━━ DATA RECORDS ━━

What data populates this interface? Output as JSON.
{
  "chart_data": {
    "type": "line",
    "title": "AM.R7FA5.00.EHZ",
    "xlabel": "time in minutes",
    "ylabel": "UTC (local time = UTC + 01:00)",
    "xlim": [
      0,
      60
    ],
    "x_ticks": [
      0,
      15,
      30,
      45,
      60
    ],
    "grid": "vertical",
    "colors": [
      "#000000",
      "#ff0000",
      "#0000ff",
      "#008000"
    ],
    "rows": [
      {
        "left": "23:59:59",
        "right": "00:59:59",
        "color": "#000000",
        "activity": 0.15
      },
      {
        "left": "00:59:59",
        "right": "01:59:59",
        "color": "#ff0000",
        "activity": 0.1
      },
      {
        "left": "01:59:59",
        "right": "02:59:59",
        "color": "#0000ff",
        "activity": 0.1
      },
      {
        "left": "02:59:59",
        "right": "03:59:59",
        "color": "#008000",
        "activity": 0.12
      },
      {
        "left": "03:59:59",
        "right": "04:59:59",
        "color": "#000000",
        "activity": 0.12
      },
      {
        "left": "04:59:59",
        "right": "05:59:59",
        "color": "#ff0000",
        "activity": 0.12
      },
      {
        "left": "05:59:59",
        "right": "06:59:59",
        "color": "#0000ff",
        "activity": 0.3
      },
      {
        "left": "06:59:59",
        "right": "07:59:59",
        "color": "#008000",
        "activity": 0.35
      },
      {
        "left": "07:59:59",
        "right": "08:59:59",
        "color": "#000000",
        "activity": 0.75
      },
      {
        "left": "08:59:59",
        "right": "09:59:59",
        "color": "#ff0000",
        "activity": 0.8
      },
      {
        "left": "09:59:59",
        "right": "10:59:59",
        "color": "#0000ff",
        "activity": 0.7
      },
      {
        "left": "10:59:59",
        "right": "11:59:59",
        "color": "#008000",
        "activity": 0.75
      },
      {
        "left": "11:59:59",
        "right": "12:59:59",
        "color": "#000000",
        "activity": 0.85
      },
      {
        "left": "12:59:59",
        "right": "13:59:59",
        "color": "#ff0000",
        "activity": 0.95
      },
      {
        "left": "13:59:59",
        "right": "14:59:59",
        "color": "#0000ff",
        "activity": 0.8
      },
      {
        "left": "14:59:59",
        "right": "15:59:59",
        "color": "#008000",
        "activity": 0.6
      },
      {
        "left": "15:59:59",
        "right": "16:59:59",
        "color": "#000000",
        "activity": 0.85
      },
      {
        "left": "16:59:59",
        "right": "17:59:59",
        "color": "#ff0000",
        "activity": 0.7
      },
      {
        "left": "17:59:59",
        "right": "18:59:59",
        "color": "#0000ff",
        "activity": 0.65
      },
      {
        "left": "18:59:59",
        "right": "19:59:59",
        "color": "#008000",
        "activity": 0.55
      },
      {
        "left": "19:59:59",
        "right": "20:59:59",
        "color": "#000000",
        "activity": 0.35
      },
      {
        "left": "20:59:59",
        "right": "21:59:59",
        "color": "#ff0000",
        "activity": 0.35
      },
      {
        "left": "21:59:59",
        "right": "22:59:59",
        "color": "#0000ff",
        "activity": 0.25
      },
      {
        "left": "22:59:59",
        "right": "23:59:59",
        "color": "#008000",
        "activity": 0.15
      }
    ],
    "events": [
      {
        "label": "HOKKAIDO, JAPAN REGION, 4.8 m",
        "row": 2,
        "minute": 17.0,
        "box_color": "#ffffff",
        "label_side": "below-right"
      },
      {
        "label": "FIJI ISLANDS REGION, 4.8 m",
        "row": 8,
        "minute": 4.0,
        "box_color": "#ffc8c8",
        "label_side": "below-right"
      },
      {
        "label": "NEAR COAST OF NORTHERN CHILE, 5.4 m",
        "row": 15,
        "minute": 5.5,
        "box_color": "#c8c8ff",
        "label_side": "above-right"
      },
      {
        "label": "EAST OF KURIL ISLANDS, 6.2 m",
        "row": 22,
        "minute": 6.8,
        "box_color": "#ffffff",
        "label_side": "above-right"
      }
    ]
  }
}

━━━

#### [GOAL]
Retype all the material above precisely, with no line left out.

#### [PROBLEM SOLUTION]
What data populates this interface? Output as JSON.
{
  "chart_data": {
    "type": "line",
    "title": "AM.R7FA5.00.EHZ",
    "xlabel": "time in minutes",
    "ylabel": "UTC (local time = UTC + 01:00)",
    "xlim": [
      0,
      60
    ],
    "x_ticks": [
      0,
      15,
      30,
      45,
      60
    ],
    "grid": "vertical",
    "colors": [
      "#000000",
      "#ff0000",
      "#0000ff",
      "#008000"
    ],
    "rows": [
      {
        "left": "23:59:59",
        "right": "00:59:59",
        "color": "#000000",
        "activity": 0.15
      },
      {
        "left": "00:59:59",
        "right": "01:59:59",
        "color": "#ff0000",
        "activity": 0.1
      },
      {
        "left": "01:59:59",
        "right": "02:59:59",
        "color": "#0000ff",
        "activity": 0.1
      },
      {
        "left": "02:59:59",
        "right": "03:59:59",
        "color": "#008000",
        "activity": 0.12
      },
      {
        "left": "03:59:59",
        "right": "04:59:59",
        "color": "#000000",
        "activity": 0.12
      },
      {
        "left": "04:59:59",
        "right": "05:59:59",
        "color": "#ff0000",
        "activity": 0.12
      },
      {
        "left": "05:59:59",
        "right": "06:59:59",
        "color": "#0000ff",
        "activity": 0.3
      },
      {
        "left": "06:59:59",
        "right": "07:59:59",
        "color": "#008000",
        "activity": 0.35
      },
      {
        "left": "07:59:59",
        "right": "08:59:59",
        "color": "#000000",
        "activity": 0.75
      },
      {
        "left": "08:59:59",
        "right": "09:59:59",
        "color": "#ff0000",
        "activity": 0.8
      },
      {
        "left": "09:59:59",
        "right": "10:59:59",
        "color": "#0000ff",
        "activity": 0.7
      },
      {
        "left": "10:59:59",
        "right": "11:59:59",
        "color": "#008000",
        "activity": 0.75
      },
      {
        "left": "11:59:59",
        "right": "12:59:59",
        "color": "#000000",
        "activity": 0.85
      },
      {
        "left": "12:59:59",
        "right": "13:59:59",
        "color": "#ff0000",
        "activity": 0.95
      },
      {
        "left": "13:59:59",
        "right": "14:59:59",
        "color": "#0000ff",
        "activity": 0.8
      },
      {
        "left": "14:59:59",
        "right": "15:59:59",
        "color": "#008000",
        "activity": 0.6
      },
      {
        "left": "15:59:59",
        "right": "16:59:59",
        "color": "#000000",
        "activity": 0.85
      },
      {
        "left": "16:59:59",
        "right": "17:59:59",
        "color": "#ff0000",
        "activity": 0.7
      },
      {
        "left": "17:59:59",
        "right": "18:59:59",
        "color": "#0000ff",
        "activity": 0.65
      },
      {
        "left": "18:59:59",
        "right": "19:59:59",
        "color": "#008000",
        "activity": 0.55
      },
      {
        "left": "19:59:59",
        "right": "20:59:59",
        "color": "#000000",
        "activity": 0.35
      },
      {
        "left": "20:59:59",
        "right": "21:59:59",
        "color": "#ff0000",
        "activity": 0.35
      },
      {
        "left": "21:59:59",
        "right": "22:59:59",
        "color": "#0000ff",
        "activity": 0.25
      },
      {
        "left": "22:59:59",
        "right": "23:59:59",
        "color": "#008000",
        "activity": 0.15
      }
    ],
    "events": [
      {
        "label": "HOKKAIDO, JAPAN REGION, 4.8 m",
        "row": 2,
        "minute": 17.0,
        "box_color": "#ffffff",
        "label_side": "below-right"
      },
      {
        "label": "FIJI ISLANDS REGION, 4.8 m",
        "row": 8,
        "minute": 4.0,
        "box_color": "#ffc8c8",
        "label_side": "below-right"
      },
      {
        "label": "NEAR COAST OF NORTHERN CHILE, 5.4 m",
        "row": 15,
        "minute": 5.5,
        "box_color": "#c8c8ff",
        "label_side": "above-right"
      },
      {
        "label": "EAST OF KURIL ISLANDS, 6.2 m",
        "row": 22,
        "minute": 6.8,
        "box_color": "#ffffff",
        "label_side": "above-right"
      }
    ]
  }
}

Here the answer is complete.